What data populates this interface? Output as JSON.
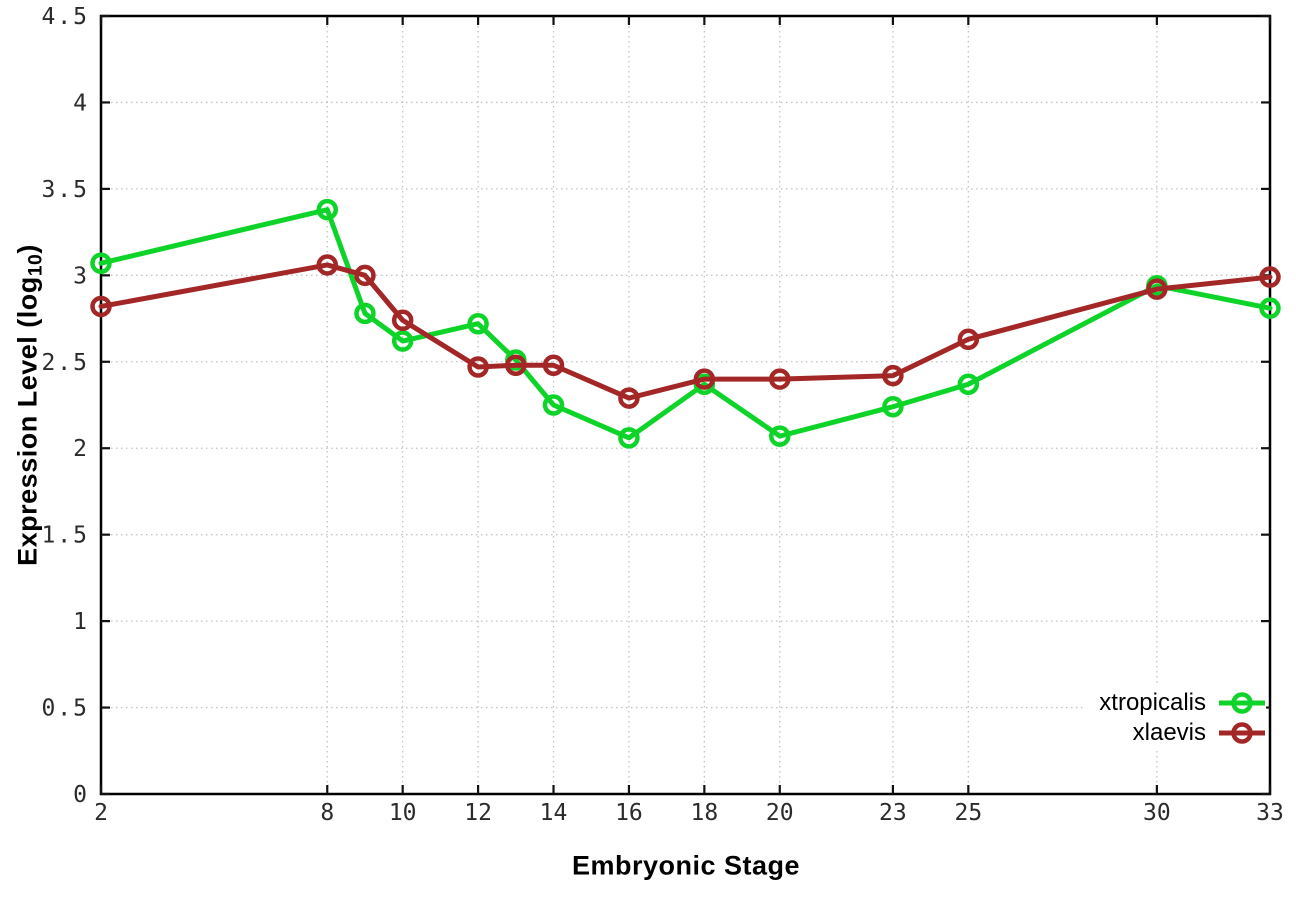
{
  "chart_data": {
    "type": "line",
    "title": "",
    "xlabel": "Embryonic Stage",
    "ylabel": "Expression Level (log10)",
    "ylabel_parts": {
      "prefix": "Expression Level (log",
      "subscript": "10",
      "suffix": ")"
    },
    "x": [
      2,
      8,
      9,
      10,
      12,
      13,
      14,
      16,
      18,
      20,
      23,
      25,
      30,
      33
    ],
    "series": [
      {
        "name": "xtropicalis",
        "color": "#0ed42a",
        "values": [
          3.07,
          3.38,
          2.78,
          2.62,
          2.72,
          2.51,
          2.25,
          2.06,
          2.37,
          2.07,
          2.24,
          2.37,
          2.94,
          2.81
        ]
      },
      {
        "name": "xlaevis",
        "color": "#a32727",
        "values": [
          2.82,
          3.06,
          3.0,
          2.74,
          2.47,
          2.48,
          2.48,
          2.29,
          2.4,
          2.4,
          2.42,
          2.63,
          2.92,
          2.99
        ]
      }
    ],
    "xlim": [
      2,
      33
    ],
    "ylim": [
      0,
      4.5
    ],
    "xticks": [
      2,
      8,
      10,
      12,
      14,
      16,
      18,
      20,
      23,
      25,
      30,
      33
    ],
    "xtick_labels": [
      "2",
      "8",
      "10",
      "12",
      "14",
      "16",
      "18",
      "20",
      "23",
      "25",
      "30",
      "33"
    ],
    "yticks": [
      0,
      0.5,
      1,
      1.5,
      2,
      2.5,
      3,
      3.5,
      4,
      4.5
    ],
    "ytick_labels": [
      "0",
      "0.5",
      "1",
      "1.5",
      "2",
      "2.5",
      "3",
      "3.5",
      "4",
      "4.5"
    ],
    "grid": true,
    "grid_style": "dotted",
    "legend_position": "inside-bottom-right",
    "marker": "open-circle",
    "colors": {
      "grid": "#c3c3c3",
      "border": "#000000",
      "tick_text": "#2b2b2b",
      "background": "#ffffff"
    }
  }
}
● ● ● ●
Compute the number of lines above that contain the string "Level". Reply with that value only.

2